SELECTION =
# Pygmy Chain Loaches and Bettas



## Nicci Lu (Jan 7, 2013)

Has anyone had any experience with this combination, or know of someone who has? I read somewhere that pygmy chain loaches (sidthimunki) can get nippy with slow, long finned fish. Rather surprising since they are supposed to be very peaceful. Was wondering if anyone could confirm or deny this?

EDIT: Sorry, that should be _dwarf_ chain loach. Don't know why I can't get dwarf and pygmy straight.


----------



## Nicci Lu (Jan 7, 2013)

Darnit, no one has had any of these guys with their betta? They're such cute little monkeys, too. I guess I have to to decide whether I should try it out and risk giving my HM a _very_ expensive haircut (or fin cut, as the case may be)... :-?

In case anyone has ever, or is, considering the pairing, from what I can deduce by doing a little detective work is that fin nipping by sids is caused by: 

A) Not having enough sids for a proper school- this number could be either at least 6, or at least 10. Insufficient numbers in home aquariums are quite common because these guys can be quite expensive- $20 a pop at my LFS. When sids don't have enough of their own to play with, they start getting cranky and bored, and 'play' with the slow, long finned residents of their tank.

B) Not having enough plant cover, hardscape hides. Again, it seems to come down to the boredom thing. Apparently, these guys are like young children. _Mom, I'm booored... (begin temper tantrum)...

_C) A love of fish eggs. Sids sometimes attack eggy females to get at the eggs, long finned or no. It is possible that in these few cases, they weren't fed enough, or well enough. Or, the eggy female was also sick; see D.

GIVEN EXERCISE 1 = Give the rows below, from the first one through the one containing "member-name: [儿]贺踏星 (223, 789, 333, 815)", as a Markdown table with the columns Index and Line, numbering each row and leaving out blank lines.
GIVEN EXERCISE 2 = Carry the forum thread on keeping dwarf chain loaches with bettas further, beginning right after its last sentence.
The rows that follow bear no relation to the thread about chain loaches and bettas.

SUPPLIED DATA =

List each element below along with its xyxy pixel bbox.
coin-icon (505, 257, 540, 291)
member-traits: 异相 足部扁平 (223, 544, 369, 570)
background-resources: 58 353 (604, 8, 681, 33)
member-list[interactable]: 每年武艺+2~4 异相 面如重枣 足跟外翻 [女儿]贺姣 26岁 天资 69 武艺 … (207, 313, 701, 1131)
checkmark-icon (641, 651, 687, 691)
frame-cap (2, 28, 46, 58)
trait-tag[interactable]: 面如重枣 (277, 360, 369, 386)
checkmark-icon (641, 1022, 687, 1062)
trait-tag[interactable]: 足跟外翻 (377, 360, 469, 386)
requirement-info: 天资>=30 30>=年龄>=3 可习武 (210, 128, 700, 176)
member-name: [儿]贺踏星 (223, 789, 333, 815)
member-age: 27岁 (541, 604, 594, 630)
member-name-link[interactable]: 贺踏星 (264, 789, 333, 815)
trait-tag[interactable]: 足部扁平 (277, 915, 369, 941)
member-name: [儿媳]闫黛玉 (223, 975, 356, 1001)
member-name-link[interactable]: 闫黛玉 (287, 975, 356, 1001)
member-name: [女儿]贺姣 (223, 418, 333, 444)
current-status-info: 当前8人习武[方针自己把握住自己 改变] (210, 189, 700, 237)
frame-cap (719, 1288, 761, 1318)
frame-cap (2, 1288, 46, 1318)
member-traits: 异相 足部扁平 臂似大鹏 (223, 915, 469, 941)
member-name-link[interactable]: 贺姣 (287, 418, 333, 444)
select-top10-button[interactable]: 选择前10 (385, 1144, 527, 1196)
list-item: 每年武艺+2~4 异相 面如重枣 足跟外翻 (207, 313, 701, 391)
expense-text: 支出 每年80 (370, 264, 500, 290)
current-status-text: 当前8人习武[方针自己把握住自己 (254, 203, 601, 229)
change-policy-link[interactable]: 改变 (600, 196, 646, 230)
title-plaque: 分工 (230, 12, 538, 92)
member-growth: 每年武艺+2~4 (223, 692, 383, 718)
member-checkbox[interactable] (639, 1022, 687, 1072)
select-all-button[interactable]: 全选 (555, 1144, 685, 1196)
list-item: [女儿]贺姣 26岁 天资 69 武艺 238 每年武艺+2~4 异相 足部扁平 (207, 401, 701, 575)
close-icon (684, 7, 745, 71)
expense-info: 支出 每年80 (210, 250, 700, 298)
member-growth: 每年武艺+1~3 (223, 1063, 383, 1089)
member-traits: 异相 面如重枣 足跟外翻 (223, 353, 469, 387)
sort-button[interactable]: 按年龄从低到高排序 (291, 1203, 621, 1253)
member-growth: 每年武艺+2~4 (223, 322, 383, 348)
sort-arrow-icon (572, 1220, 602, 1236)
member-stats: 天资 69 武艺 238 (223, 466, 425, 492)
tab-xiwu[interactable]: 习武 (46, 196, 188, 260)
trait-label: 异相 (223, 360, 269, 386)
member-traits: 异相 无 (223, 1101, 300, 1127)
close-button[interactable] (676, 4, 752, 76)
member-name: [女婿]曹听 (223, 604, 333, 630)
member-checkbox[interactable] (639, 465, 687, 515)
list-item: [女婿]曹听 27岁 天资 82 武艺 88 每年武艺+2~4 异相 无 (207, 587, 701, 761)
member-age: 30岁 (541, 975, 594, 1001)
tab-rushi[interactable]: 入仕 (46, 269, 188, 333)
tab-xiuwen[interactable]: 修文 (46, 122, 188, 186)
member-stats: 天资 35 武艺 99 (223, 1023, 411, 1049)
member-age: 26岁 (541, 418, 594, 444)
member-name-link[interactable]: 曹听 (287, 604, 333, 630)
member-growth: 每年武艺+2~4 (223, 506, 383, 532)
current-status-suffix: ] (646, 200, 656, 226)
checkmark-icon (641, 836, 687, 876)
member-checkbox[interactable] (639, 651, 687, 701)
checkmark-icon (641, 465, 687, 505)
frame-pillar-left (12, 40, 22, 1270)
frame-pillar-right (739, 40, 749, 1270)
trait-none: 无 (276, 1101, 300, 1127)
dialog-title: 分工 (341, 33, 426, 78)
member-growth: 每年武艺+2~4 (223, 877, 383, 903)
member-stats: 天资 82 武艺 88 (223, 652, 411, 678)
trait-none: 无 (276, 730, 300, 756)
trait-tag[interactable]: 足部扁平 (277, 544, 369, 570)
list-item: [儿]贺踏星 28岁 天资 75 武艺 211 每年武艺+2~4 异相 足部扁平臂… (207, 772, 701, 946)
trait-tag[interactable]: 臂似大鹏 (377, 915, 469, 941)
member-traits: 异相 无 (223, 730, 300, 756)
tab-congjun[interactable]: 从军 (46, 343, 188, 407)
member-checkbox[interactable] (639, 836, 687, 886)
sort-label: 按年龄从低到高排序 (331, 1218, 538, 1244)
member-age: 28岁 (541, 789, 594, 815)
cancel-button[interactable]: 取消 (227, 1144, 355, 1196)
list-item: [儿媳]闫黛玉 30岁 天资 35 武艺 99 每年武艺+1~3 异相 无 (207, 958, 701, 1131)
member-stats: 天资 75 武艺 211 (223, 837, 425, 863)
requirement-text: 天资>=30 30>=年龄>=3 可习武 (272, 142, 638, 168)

EXERCISE RESULT 1 =
| Index | Line |
|---|---|
| 1 | List each element below along with its xyxy pixel bbox. |
| 2 | coin-icon (505, 257, 540, 291) |
| 3 | member-traits: 异相 足部扁平 (223, 544, 369, 570) |
| 4 | background-resources: 58 353 (604, 8, 681, 33) |
| 5 | member-list[interactable]: 每年武艺+2~4 异相 面如重枣 足跟外翻 [女儿]贺姣 26岁 天资 69 武艺 … (207, 313, 701, 1131) |
| 6 | checkmark-icon (641, 651, 687, 691) |
| 7 | frame-cap (2, 28, 46, 58) |
| 8 | trait-tag[interactable]: 面如重枣 (277, 360, 369, 386) |
| 9 | checkmark-icon (641, 1022, 687, 1062) |
| 10 | trait-tag[interactable]: 足跟外翻 (377, 360, 469, 386) |
| 11 | requirement-info: 天资>=30 30>=年龄>=3 可习武 (210, 128, 700, 176) |
| 12 | member-name: [儿]贺踏星 (223, 789, 333, 815) |

EXERCISE RESULT 2 =
D) Sids read too much Darwin and Nietzsche. Apparently they're big fans of the whole 'survival of the fittest', 'will to power' thing. They sometimes single out and attack sick fish. These cases might also have a bit of A and/or B as factors.

But other than that, they are reputed to be extremely peaceful. Strange little fish...


----------



## Crowntails (Feb 12, 2013)

I think they would be fine. Try it out and have a backup tank encase things don't work out.


----------



## Nicci Lu (Jan 7, 2013)

Crowntails said:


> I think they would be fine. Try it out and have a backup tank encase things don't work out.


Oooohh, now that's a good idea. :twisted: I can imagine the conversation with my husband now...
"I'm sorry, honey, but we're going to have to get another tank for the sids, they're as ornery as your children*... Yeah, at least a 20... No, wait, I mean a 30... Hey, do we have room for a 55?..." Then I run. Very, very fast.

But seriously, thanks for chiming in. I am inclined to think it'll be fine too- I'd get a proper school and I have a bazillion plants and hides. But, you know, without a second opinion there's the chance it might just be wishful thinking.

*They're always _his_ children when they act up, lol.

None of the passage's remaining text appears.